Records from a data collection
---*---

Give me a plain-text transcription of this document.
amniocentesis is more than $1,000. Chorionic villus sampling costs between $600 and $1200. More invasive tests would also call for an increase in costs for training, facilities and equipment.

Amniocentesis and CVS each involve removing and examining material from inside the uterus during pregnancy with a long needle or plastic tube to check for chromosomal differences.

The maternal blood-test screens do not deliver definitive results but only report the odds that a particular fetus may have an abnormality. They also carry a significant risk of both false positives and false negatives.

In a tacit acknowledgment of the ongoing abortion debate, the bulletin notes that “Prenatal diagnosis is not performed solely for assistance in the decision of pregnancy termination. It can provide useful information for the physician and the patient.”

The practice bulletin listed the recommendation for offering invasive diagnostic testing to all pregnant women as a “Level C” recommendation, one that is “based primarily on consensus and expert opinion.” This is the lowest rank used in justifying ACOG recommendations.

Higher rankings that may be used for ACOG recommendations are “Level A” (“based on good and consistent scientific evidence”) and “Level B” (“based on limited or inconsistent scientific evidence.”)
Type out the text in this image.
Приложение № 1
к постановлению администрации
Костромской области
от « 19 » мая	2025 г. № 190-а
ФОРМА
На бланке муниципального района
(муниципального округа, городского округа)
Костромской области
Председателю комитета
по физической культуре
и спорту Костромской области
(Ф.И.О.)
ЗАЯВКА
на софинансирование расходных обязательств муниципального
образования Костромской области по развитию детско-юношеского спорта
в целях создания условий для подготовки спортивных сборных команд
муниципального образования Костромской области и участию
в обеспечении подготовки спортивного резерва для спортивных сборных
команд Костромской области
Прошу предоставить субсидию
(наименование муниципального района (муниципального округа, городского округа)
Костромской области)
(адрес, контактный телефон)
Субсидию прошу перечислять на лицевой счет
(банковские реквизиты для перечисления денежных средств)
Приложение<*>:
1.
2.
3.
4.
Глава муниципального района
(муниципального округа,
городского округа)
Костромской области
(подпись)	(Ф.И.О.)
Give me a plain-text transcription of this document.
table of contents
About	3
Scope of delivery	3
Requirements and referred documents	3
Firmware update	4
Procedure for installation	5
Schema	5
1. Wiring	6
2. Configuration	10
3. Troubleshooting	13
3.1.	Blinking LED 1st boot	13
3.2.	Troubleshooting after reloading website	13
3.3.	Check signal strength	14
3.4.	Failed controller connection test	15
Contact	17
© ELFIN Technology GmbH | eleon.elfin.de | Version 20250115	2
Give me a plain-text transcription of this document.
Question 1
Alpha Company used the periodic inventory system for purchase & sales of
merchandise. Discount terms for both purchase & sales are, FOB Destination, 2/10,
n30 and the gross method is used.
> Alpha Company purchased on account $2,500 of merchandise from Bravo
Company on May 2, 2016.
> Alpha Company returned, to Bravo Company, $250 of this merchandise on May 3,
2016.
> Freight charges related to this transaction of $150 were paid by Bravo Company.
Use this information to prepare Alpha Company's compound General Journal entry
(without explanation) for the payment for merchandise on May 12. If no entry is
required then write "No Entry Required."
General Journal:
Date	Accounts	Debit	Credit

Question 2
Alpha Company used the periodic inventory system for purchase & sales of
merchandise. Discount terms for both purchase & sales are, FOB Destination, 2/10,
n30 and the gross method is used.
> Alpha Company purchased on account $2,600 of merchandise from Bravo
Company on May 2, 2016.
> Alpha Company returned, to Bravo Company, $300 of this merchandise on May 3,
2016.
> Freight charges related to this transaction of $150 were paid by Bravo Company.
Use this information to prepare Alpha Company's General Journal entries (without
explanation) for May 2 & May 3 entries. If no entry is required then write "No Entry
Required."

---*---

■ **Aim of the task**
Find all lines holding the string "ACOG" and copy them.

■ **Exercise answer**
The practice bulletin listed the recommendation for offering invasive diagnostic testing to all pregnant women as a “Level C” recommendation, one that is “based primarily on consensus and expert opinion.” This is the lowest rank used in justifying ACOG recommendations.
Higher rankings that may be used for ACOG recommendations are “Level A” (“based on good and consistent scientific evidence”) and “Level B” (“based on limited or inconsistent scientific evidence.”)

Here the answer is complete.